Everything in the listing should be restated word for word.

>> Start Data supplied

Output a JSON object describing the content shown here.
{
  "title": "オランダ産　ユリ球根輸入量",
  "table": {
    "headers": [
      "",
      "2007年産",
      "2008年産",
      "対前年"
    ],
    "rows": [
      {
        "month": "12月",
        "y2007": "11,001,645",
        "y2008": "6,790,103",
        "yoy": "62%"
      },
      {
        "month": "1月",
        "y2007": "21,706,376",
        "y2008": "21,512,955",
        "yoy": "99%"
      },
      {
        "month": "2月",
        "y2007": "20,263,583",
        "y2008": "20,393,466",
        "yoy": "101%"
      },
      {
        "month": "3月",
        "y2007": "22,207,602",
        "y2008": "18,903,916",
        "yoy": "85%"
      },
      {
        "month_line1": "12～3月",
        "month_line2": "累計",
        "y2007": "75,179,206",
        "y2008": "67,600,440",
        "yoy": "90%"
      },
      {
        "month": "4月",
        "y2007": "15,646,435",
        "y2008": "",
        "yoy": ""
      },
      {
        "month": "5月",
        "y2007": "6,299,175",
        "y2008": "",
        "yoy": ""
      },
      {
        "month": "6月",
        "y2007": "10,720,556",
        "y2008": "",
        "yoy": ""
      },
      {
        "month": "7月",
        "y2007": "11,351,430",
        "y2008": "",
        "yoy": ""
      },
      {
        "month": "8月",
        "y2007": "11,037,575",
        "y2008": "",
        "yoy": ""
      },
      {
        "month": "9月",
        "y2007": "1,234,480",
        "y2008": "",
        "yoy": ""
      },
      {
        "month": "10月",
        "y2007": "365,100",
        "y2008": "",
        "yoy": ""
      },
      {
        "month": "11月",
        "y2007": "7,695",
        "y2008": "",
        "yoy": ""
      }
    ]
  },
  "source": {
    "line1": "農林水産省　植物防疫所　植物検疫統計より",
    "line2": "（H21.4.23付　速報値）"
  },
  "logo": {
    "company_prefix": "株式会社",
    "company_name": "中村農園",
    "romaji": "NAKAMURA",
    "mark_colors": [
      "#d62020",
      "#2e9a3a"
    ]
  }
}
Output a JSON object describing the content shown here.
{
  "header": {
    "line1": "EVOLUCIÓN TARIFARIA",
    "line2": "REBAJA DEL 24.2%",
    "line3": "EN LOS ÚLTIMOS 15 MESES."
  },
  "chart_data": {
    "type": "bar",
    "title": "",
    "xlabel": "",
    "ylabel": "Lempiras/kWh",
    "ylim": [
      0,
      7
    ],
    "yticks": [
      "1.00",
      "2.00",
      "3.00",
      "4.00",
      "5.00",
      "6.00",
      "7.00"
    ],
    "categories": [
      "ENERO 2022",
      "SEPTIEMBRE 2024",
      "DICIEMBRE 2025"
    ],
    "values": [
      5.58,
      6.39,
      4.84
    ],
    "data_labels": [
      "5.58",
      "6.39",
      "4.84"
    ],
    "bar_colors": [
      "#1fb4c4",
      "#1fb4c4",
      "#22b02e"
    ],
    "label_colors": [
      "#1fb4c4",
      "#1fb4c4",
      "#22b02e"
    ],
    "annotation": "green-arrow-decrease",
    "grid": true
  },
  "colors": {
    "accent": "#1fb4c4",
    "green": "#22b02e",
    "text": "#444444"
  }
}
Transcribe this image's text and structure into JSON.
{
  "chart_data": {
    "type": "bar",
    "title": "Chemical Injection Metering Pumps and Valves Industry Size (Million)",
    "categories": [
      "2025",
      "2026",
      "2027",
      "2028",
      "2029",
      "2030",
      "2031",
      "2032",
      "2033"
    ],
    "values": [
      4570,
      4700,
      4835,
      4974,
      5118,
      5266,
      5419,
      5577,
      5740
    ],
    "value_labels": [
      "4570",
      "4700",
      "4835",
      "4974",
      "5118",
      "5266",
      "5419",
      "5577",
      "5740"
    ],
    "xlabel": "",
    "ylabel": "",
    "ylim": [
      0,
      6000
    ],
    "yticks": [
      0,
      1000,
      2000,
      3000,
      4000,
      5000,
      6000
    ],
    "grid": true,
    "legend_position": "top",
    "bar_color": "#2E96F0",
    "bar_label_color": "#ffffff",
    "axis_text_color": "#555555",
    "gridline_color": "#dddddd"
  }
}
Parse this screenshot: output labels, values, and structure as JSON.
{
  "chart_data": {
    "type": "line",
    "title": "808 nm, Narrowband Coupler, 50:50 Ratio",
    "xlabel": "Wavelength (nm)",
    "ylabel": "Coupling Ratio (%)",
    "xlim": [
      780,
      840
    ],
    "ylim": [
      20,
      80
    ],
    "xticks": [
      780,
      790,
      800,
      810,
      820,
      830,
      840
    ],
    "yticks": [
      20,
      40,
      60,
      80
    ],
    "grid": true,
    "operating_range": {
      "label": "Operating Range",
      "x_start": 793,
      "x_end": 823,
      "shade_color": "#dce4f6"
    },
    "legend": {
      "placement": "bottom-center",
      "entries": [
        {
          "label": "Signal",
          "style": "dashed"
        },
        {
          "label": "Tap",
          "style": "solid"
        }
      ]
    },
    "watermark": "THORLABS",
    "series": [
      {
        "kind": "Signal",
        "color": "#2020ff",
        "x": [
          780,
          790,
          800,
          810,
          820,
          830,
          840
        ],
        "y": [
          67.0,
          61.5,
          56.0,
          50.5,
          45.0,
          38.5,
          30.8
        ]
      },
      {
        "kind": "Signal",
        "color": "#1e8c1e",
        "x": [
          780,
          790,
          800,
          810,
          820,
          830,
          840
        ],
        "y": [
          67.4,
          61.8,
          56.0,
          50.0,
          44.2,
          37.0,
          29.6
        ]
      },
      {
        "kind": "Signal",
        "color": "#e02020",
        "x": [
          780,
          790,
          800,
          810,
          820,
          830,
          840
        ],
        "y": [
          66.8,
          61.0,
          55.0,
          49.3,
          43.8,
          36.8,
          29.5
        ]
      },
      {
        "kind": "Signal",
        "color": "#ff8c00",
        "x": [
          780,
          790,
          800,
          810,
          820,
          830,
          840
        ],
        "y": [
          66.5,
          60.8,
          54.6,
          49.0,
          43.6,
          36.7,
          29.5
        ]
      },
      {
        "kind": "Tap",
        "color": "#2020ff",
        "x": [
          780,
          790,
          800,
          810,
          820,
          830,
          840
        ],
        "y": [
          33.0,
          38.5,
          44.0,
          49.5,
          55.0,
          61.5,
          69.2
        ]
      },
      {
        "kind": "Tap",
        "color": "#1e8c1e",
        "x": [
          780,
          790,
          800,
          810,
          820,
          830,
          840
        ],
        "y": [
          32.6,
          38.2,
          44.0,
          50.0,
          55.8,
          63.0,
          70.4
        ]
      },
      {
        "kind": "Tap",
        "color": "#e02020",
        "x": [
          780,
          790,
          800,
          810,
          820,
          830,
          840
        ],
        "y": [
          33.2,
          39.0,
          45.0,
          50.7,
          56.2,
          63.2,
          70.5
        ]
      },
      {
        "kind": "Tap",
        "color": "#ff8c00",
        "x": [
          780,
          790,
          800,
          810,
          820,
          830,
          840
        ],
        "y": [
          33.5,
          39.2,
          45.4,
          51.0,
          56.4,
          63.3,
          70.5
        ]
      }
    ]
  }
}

>> End Data supplied

Result of this exercise:
Output a JSON object describing the content shown here.
{
  "title": "オランダ産　ユリ球根輸入量",
  "table": {
    "headers": [
      "",
      "2007年産",
      "2008年産",
      "対前年"
    ],
    "rows": [
      {
        "month": "12月",
        "y2007": "11,001,645",
        "y2008": "6,790,103",
        "yoy": "62%"
      },
      {
        "month": "1月",
        "y2007": "21,706,376",
        "y2008": "21,512,955",
        "yoy": "99%"
      },
      {
        "month": "2月",
        "y2007": "20,263,583",
        "y2008": "20,393,466",
        "yoy": "101%"
      },
      {
        "month": "3月",
        "y2007": "22,207,602",
        "y2008": "18,903,916",
        "yoy": "85%"
      },
      {
        "month_line1": "12～3月",
        "month_line2": "累計",
        "y2007": "75,179,206",
        "y2008": "67,600,440",
        "yoy": "90%"
      },
      {
        "month": "4月",
        "y2007": "15,646,435",
        "y2008": "",
        "yoy": ""
      },
      {
        "month": "5月",
        "y2007": "6,299,175",
        "y2008": "",
        "yoy": ""
      },
      {
        "month": "6月",
        "y2007": "10,720,556",
        "y2008": "",
        "yoy": ""
      },
      {
        "month": "7月",
        "y2007": "11,351,430",
        "y2008": "",
        "yoy": ""
      },
      {
        "month": "8月",
        "y2007": "11,037,575",
        "y2008": "",
        "yoy": ""
      },
      {
        "month": "9月",
        "y2007": "1,234,480",
        "y2008": "",
        "yoy": ""
      },
      {
        "month": "10月",
        "y2007": "365,100",
        "y2008": "",
        "yoy": ""
      },
      {
        "month": "11月",
        "y2007": "7,695",
        "y2008": "",
        "yoy": ""
      }
    ]
  },
  "source": {
    "line1": "農林水産省　植物防疫所　植物検疫統計より",
    "line2": "（H21.4.23付　速報値）"
  },
  "logo": {
    "company_prefix": "株式会社",
    "company_name": "中村農園",
    "romaji": "NAKAMURA",
    "mark_colors": [
      "#d62020",
      "#2e9a3a"
    ]
  }
}
Output a JSON object describing the content shown here.
{
  "header": {
    "line1": "EVOLUCIÓN TARIFARIA",
    "line2": "REBAJA DEL 24.2%",
    "line3": "EN LOS ÚLTIMOS 15 MESES."
  },
  "chart_data": {
    "type": "bar",
    "title": "",
    "xlabel": "",
    "ylabel": "Lempiras/kWh",
    "ylim": [
      0,
      7
    ],
    "yticks": [
      "1.00",
      "2.00",
      "3.00",
      "4.00",
      "5.00",
      "6.00",
      "7.00"
    ],
    "categories": [
      "ENERO 2022",
      "SEPTIEMBRE 2024",
      "DICIEMBRE 2025"
    ],
    "values": [
      5.58,
      6.39,
      4.84
    ],
    "data_labels": [
      "5.58",
      "6.39",
      "4.84"
    ],
    "bar_colors": [
      "#1fb4c4",
      "#1fb4c4",
      "#22b02e"
    ],
    "label_colors": [
      "#1fb4c4",
      "#1fb4c4",
      "#22b02e"
    ],
    "annotation": "green-arrow-decrease",
    "grid": true
  },
  "colors": {
    "accent": "#1fb4c4",
    "green": "#22b02e",
    "text": "#444444"
  }
}
Transcribe this image's text and structure into JSON.
{
  "chart_data": {
    "type": "bar",
    "title": "Chemical Injection Metering Pumps and Valves Industry Size (Million)",
    "categories": [
      "2025",
      "2026",
      "2027",
      "2028",
      "2029",
      "2030",
      "2031",
      "2032",
      "2033"
    ],
    "values": [
      4570,
      4700,
      4835,
      4974,
      5118,
      5266,
      5419,
      5577,
      5740
    ],
    "value_labels": [
      "4570",
      "4700",
      "4835",
      "4974",
      "5118",
      "5266",
      "5419",
      "5577",
      "5740"
    ],
    "xlabel": "",
    "ylabel": "",
    "ylim": [
      0,
      6000
    ],
    "yticks": [
      0,
      1000,
      2000,
      3000,
      4000,
      5000,
      6000
    ],
    "grid": true,
    "legend_position": "top",
    "bar_color": "#2E96F0",
    "bar_label_color": "#ffffff",
    "axis_text_color": "#555555",
    "gridline_color": "#dddddd"
  }
}
Parse this screenshot: output labels, values, and structure as JSON.
{
  "chart_data": {
    "type": "line",
    "title": "808 nm, Narrowband Coupler, 50:50 Ratio",
    "xlabel": "Wavelength (nm)",
    "ylabel": "Coupling Ratio (%)",
    "xlim": [
      780,
      840
    ],
    "ylim": [
      20,
      80
    ],
    "xticks": [
      780,
      790,
      800,
      810,
      820,
      830,
      840
    ],
    "yticks": [
      20,
      40,
      60,
      80
    ],
    "grid": true,
    "operating_range": {
      "label": "Operating Range",
      "x_start": 793,
      "x_end": 823,
      "shade_color": "#dce4f6"
    },
    "legend": {
      "placement": "bottom-center",
      "entries": [
        {
          "label": "Signal",
          "style": "dashed"
        },
        {
          "label": "Tap",
          "style": "solid"
        }
      ]
    },
    "watermark": "THORLABS",
    "series": [
      {
        "kind": "Signal",
        "color": "#2020ff",
        "x": [
          780,
          790,
          800,
          810,
          820,
          830,
          840
        ],
        "y": [
          67.0,
          61.5,
          56.0,
          50.5,
          45.0,
          38.5,
          30.8
        ]
      },
      {
        "kind": "Signal",
        "color": "#1e8c1e",
        "x": [
          780,
          790,
          800,
          810,
          820,
          830,
          840
        ],
        "y": [
          67.4,
          61.8,
          56.0,
          50.0,
          44.2,
          37.0,
          29.6
        ]
      },
      {
        "kind": "Signal",
        "color": "#e02020",
        "x": [
          780,
          790,
          800,
          810,
          820,
          830,
          840
        ],
        "y": [
          66.8,
          61.0,
          55.0,
          49.3,
          43.8,
          36.8,
          29.5
        ]
      },
      {
        "kind": "Signal",
        "color": "#ff8c00",
        "x": [
          780,
          790,
          800,
          810,
          820,
          830,
          840
        ],
        "y": [
          66.5,
          60.8,
          54.6,
          49.0,
          43.6,
          36.7,
          29.5
        ]
      },
      {
        "kind": "Tap",
        "color": "#2020ff",
        "x": [
          780,
          790,
          800,
          810,
          820,
          830,
          840
        ],
        "y": [
          33.0,
          38.5,
          44.0,
          49.5,
          55.0,
          61.5,
          69.2
        ]
      },
      {
        "kind": "Tap",
        "color": "#1e8c1e",
        "x": [
          780,
          790,
          800,
          810,
          820,
          830,
          840
        ],
        "y": [
          32.6,
          38.2,
          44.0,
          50.0,
          55.8,
          63.0,
          70.4
        ]
      },
      {
        "kind": "Tap",
        "color": "#e02020",
        "x": [
          780,
          790,
          800,
          810,
          820,
          830,
          840
        ],
        "y": [
          33.2,
          39.0,
          45.0,
          50.7,
          56.2,
          63.2,
          70.5
        ]
      },
      {
        "kind": "Tap",
        "color": "#ff8c00",
        "x": [
          780,
          790,
          800,
          810,
          820,
          830,
          840
        ],
        "y": [
          33.5,
          39.2,
          45.4,
          51.0,
          56.4,
          63.3,
          70.5
        ]
      }
    ]
  }
}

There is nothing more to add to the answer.